▸ **Supplied records**:
- - -
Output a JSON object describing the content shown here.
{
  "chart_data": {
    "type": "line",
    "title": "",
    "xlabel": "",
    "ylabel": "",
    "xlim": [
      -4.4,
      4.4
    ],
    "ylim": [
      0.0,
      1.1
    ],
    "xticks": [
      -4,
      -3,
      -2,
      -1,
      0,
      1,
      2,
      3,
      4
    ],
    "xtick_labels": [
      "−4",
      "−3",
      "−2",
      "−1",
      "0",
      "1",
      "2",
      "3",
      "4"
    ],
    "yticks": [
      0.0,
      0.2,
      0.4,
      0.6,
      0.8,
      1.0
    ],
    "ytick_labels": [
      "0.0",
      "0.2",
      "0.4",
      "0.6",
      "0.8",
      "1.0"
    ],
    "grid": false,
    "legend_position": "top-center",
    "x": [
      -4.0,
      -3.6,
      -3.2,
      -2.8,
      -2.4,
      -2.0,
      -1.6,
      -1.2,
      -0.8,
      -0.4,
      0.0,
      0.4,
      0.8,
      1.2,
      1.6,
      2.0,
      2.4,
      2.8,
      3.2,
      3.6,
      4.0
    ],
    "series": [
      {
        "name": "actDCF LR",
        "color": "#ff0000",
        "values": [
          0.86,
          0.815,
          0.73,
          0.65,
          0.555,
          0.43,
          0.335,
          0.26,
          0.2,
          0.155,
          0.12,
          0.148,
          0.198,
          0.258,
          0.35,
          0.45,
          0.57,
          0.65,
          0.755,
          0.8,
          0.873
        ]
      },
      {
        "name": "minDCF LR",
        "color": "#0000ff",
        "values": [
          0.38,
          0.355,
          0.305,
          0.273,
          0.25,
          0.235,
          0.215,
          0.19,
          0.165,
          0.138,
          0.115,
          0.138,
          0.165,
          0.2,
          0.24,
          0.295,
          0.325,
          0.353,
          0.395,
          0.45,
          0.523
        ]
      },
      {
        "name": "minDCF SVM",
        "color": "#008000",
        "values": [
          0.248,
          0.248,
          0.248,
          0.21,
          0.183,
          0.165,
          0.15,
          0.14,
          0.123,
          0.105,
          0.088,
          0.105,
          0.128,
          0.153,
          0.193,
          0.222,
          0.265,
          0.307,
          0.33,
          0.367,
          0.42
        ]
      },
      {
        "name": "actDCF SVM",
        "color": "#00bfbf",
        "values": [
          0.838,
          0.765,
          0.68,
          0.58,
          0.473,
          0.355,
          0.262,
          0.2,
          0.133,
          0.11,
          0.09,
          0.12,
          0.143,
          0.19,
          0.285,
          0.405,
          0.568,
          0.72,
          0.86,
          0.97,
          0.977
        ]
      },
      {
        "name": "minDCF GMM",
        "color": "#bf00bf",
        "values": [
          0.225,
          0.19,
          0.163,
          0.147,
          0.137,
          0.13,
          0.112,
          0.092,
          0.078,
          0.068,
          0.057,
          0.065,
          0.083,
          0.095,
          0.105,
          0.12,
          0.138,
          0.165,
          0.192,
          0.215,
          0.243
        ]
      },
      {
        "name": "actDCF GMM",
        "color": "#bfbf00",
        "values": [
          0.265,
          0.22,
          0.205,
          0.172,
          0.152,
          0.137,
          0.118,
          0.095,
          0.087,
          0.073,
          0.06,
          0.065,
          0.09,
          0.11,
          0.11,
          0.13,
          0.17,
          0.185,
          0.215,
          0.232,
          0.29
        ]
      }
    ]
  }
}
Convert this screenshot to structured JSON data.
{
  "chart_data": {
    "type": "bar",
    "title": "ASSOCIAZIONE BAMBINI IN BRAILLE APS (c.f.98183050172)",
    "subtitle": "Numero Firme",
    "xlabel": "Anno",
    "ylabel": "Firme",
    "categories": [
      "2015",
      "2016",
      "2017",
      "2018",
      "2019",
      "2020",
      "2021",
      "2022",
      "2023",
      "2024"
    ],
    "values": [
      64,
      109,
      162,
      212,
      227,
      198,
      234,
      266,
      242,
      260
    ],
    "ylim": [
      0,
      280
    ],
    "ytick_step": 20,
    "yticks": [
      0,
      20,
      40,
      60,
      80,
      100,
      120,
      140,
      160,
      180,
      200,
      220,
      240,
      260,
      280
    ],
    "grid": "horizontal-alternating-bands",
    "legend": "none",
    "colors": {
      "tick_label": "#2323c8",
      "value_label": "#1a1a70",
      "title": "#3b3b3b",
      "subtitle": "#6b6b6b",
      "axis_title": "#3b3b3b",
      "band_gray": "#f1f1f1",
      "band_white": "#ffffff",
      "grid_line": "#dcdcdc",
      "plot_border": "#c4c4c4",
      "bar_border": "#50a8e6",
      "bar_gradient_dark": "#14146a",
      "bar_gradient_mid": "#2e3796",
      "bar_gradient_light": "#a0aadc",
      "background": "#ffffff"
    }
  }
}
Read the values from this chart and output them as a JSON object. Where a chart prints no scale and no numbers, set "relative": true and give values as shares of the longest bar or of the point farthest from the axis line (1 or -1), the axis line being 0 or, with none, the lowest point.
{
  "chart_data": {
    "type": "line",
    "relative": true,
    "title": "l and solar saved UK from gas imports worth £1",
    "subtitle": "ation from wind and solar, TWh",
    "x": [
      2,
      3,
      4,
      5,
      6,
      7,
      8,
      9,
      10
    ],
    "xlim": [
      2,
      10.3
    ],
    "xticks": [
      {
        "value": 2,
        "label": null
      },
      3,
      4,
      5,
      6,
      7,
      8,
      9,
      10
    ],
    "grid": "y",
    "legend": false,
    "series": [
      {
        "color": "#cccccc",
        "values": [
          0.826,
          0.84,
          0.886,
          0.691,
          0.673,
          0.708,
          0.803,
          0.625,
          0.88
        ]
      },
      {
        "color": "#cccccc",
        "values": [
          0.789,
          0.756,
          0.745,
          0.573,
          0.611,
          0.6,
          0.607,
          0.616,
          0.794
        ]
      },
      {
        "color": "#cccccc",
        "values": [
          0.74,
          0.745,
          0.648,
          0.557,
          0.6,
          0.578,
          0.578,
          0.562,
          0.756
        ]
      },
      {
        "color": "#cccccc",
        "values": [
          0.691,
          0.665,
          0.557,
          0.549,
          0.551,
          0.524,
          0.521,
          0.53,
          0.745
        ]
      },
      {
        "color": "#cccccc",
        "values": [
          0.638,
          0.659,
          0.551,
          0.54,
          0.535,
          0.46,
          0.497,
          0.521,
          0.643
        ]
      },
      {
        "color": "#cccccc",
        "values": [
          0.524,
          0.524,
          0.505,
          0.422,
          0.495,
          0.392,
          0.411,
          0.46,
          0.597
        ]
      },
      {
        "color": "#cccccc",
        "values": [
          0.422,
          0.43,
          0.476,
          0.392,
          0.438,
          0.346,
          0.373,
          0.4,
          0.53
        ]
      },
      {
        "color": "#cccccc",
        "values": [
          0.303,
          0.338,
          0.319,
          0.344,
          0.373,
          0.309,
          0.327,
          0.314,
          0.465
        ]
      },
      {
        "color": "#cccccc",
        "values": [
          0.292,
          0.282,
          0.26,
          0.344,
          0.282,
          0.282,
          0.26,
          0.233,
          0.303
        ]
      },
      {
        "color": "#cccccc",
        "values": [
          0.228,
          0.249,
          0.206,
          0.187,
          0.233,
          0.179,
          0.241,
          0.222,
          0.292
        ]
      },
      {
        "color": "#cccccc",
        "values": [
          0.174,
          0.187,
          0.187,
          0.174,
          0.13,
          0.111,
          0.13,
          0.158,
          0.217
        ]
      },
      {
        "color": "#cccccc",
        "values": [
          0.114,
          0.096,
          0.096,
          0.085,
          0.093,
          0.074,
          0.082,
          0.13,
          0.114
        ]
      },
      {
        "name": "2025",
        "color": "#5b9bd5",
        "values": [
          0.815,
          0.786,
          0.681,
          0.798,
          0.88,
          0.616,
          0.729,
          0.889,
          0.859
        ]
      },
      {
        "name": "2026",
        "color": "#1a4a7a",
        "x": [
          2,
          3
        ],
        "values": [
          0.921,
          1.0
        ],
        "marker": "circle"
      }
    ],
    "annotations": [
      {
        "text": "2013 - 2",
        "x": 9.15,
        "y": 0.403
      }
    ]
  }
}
- - -
Show the lines of the records that contain the word "this".

▸ **Reply**:
Convert this screenshot to structured JSON data.
Read the values from this chart and output them as a JSON object. Where a chart prints no scale and no numbers, set "relative": true and give values as shares of the longest bar or of the point farthest from the axis line (1 or -1), the axis line being 0 or, with none, the lowest point.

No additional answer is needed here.